> _Task requirements_
Every line below that mentions the word "水泥砂浆充填而成的复合装置" should be copied out.

> _Input data_
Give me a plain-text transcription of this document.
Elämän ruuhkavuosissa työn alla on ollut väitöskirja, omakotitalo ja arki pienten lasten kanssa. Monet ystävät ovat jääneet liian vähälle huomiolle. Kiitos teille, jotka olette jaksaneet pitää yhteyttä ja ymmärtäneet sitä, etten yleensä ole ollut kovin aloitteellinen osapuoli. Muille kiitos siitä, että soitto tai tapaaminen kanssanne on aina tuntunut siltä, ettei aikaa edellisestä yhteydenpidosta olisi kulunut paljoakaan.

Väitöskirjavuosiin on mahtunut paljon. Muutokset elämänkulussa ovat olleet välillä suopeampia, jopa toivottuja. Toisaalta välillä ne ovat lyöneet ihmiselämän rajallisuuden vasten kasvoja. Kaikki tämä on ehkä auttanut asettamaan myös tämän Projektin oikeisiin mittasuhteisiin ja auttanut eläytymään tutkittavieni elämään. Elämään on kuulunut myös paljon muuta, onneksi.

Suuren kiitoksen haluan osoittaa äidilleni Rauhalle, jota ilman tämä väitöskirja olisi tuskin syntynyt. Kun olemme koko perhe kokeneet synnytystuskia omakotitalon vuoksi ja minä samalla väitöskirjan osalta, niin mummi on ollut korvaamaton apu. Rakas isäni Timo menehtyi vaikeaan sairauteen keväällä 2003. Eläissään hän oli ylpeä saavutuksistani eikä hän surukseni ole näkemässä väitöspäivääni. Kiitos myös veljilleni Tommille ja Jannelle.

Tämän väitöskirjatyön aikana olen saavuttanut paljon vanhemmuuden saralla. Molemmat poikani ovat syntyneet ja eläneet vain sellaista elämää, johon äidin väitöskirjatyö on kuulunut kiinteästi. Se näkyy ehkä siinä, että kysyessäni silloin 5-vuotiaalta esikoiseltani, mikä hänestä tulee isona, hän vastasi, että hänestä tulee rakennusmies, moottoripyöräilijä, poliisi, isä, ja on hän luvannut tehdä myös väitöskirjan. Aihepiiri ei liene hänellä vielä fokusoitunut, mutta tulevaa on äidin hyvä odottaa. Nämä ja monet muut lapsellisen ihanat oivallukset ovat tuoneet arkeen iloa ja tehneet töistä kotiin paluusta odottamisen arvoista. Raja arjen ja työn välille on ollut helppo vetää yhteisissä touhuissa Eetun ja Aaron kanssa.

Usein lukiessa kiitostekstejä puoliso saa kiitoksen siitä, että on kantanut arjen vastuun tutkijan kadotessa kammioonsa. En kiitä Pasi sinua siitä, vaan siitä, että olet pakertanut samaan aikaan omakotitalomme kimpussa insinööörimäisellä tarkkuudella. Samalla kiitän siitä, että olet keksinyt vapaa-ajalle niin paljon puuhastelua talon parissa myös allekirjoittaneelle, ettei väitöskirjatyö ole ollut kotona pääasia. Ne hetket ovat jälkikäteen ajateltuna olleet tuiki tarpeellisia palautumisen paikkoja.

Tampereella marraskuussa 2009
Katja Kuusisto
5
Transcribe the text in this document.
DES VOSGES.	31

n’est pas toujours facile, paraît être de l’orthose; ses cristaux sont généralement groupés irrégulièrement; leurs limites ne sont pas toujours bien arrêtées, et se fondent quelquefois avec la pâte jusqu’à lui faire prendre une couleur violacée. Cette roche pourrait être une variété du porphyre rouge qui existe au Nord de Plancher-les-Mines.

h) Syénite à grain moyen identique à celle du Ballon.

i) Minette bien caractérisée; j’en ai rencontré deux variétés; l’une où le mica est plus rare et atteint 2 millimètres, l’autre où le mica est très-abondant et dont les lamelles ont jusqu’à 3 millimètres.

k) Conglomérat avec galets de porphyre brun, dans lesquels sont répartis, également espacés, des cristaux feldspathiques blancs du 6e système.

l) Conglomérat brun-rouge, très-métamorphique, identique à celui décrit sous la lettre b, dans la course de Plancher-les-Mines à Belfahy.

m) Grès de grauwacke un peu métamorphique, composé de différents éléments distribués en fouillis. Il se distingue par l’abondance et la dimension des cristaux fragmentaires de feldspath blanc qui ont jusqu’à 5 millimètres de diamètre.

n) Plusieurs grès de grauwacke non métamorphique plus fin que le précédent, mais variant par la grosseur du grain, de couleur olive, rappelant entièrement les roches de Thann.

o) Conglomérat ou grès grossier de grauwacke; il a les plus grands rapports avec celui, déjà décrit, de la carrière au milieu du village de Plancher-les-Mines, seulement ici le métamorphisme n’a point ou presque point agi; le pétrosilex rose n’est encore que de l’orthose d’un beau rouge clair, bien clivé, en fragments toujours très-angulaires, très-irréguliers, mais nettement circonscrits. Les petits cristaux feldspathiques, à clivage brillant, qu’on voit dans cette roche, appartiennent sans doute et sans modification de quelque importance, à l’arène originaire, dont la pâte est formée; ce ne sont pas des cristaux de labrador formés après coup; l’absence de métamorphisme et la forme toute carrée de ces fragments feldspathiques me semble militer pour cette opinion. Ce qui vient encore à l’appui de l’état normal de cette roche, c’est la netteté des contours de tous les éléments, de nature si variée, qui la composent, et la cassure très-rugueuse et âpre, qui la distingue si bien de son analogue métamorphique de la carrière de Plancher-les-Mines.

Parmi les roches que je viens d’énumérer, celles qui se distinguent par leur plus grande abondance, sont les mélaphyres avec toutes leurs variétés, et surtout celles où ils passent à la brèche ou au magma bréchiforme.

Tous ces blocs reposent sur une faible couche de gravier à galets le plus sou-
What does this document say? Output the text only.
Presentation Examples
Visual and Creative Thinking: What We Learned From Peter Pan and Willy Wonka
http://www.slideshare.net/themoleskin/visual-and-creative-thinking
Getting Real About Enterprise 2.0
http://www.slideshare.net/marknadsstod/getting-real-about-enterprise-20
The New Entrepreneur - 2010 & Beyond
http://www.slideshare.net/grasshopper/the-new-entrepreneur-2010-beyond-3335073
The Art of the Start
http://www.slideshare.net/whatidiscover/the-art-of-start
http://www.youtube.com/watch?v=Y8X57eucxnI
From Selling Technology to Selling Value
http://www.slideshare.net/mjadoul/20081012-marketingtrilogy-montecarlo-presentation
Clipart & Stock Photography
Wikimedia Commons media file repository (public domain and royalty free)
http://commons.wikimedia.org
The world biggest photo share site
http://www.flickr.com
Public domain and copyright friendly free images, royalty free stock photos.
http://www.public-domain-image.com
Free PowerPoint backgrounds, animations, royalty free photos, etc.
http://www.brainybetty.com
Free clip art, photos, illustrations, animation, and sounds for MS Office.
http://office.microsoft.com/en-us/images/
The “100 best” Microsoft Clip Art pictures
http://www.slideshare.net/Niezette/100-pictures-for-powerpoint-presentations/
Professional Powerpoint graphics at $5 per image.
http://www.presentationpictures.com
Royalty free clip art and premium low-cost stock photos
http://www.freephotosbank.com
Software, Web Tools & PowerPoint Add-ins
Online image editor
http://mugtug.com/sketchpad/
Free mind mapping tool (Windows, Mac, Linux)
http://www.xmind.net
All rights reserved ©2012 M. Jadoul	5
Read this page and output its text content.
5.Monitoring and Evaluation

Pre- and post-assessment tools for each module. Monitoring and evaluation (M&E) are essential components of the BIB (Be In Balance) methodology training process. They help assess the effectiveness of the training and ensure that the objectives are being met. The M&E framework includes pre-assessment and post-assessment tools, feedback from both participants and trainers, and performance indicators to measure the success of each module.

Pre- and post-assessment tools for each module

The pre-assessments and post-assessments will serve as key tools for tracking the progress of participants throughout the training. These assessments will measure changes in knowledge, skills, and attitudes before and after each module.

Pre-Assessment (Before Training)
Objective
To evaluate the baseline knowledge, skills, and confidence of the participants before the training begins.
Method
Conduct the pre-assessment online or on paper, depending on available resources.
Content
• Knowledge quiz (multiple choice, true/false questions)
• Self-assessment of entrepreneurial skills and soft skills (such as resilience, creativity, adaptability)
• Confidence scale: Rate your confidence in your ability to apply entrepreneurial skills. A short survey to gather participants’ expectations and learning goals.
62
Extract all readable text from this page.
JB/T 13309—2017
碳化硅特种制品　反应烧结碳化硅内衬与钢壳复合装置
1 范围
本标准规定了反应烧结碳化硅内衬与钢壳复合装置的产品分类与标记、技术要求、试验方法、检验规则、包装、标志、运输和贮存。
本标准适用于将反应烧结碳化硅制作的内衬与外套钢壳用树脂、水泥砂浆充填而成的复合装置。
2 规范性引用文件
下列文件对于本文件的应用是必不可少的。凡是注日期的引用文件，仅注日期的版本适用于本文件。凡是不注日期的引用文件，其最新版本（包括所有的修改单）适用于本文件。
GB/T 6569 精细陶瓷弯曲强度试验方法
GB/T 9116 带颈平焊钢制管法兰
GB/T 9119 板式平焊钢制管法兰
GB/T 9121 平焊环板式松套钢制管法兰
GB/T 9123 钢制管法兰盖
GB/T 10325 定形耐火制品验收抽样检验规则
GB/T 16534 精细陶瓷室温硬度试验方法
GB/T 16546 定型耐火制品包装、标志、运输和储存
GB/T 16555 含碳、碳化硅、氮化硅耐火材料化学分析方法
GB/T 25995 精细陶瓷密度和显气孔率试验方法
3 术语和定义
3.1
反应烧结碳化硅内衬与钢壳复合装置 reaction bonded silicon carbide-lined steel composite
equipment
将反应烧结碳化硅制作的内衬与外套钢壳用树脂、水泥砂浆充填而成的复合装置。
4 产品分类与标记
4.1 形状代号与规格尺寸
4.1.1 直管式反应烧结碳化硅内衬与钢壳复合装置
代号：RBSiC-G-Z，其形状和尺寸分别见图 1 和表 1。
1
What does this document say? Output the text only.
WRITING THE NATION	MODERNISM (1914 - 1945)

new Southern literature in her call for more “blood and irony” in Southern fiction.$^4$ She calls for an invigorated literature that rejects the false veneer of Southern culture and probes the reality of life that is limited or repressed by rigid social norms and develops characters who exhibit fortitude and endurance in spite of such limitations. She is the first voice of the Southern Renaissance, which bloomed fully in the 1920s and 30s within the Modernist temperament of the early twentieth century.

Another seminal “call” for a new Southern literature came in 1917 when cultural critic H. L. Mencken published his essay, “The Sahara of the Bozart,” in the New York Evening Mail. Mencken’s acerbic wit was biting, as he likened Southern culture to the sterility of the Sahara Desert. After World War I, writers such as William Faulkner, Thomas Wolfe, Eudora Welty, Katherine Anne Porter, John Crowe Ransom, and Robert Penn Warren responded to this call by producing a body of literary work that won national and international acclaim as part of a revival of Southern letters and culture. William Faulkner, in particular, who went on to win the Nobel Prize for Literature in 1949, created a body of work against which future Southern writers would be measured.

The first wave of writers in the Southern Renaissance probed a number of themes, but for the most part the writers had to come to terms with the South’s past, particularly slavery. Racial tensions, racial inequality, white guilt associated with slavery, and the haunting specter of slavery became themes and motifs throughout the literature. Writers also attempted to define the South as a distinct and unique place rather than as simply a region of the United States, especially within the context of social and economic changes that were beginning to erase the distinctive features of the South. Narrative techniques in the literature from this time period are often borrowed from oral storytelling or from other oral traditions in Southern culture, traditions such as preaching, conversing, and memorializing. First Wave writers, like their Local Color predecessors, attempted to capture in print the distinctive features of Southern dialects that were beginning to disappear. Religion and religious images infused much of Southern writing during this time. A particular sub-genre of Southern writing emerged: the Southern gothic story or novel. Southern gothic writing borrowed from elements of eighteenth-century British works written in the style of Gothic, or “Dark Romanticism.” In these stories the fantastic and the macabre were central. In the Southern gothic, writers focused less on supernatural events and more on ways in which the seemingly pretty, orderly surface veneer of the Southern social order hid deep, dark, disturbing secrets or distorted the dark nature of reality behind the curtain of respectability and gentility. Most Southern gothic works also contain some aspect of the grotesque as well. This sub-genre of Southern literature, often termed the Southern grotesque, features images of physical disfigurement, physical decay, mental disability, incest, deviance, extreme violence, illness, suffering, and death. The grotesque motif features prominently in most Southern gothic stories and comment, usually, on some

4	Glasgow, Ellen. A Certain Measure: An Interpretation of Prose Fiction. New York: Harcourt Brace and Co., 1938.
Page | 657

> _Written response_
本标准适用于将反应烧结碳化硅制作的内衬与外套钢壳用树脂、水泥砂浆充填而成的复合装置。
将反应烧结碳化硅制作的内衬与外套钢壳用树脂、水泥砂浆充填而成的复合装置。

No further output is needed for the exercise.